[Record excerpts start]

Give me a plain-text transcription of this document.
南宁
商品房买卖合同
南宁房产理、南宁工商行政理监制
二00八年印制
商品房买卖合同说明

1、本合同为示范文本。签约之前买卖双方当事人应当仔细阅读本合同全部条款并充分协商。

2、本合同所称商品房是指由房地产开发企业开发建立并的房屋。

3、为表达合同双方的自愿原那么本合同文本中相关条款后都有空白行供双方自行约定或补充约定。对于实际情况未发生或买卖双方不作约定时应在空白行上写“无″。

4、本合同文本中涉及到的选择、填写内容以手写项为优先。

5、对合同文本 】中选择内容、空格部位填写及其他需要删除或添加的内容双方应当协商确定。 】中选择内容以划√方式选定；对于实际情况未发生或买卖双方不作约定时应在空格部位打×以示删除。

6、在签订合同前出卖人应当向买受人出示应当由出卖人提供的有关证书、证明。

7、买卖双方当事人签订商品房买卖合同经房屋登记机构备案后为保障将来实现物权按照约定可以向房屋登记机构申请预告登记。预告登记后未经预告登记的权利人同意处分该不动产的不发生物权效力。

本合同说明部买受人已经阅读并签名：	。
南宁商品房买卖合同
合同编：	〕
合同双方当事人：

[Record excerpts end]

Every line of the records above needs to be given again exactly.

Give me a plain-text transcription of this document.
南宁
商品房买卖合同
南宁房产理、南宁工商行政理监制
二00八年印制
商品房买卖合同说明

1、本合同为示范文本。签约之前买卖双方当事人应当仔细阅读本合同全部条款并充分协商。

2、本合同所称商品房是指由房地产开发企业开发建立并的房屋。

3、为表达合同双方的自愿原那么本合同文本中相关条款后都有空白行供双方自行约定或补充约定。对于实际情况未发生或买卖双方不作约定时应在空白行上写“无″。

4、本合同文本中涉及到的选择、填写内容以手写项为优先。

5、对合同文本 】中选择内容、空格部位填写及其他需要删除或添加的内容双方应当协商确定。 】中选择内容以划√方式选定；对于实际情况未发生或买卖双方不作约定时应在空格部位打×以示删除。

6、在签订合同前出卖人应当向买受人出示应当由出卖人提供的有关证书、证明。

7、买卖双方当事人签订商品房买卖合同经房屋登记机构备案后为保障将来实现物权按照约定可以向房屋登记机构申请预告登记。预告登记后未经预告登记的权利人同意处分该不动产的不发生物权效力。

本合同说明部买受人已经阅读并签名：	。
南宁商品房买卖合同
合同编：	〕
合同双方当事人：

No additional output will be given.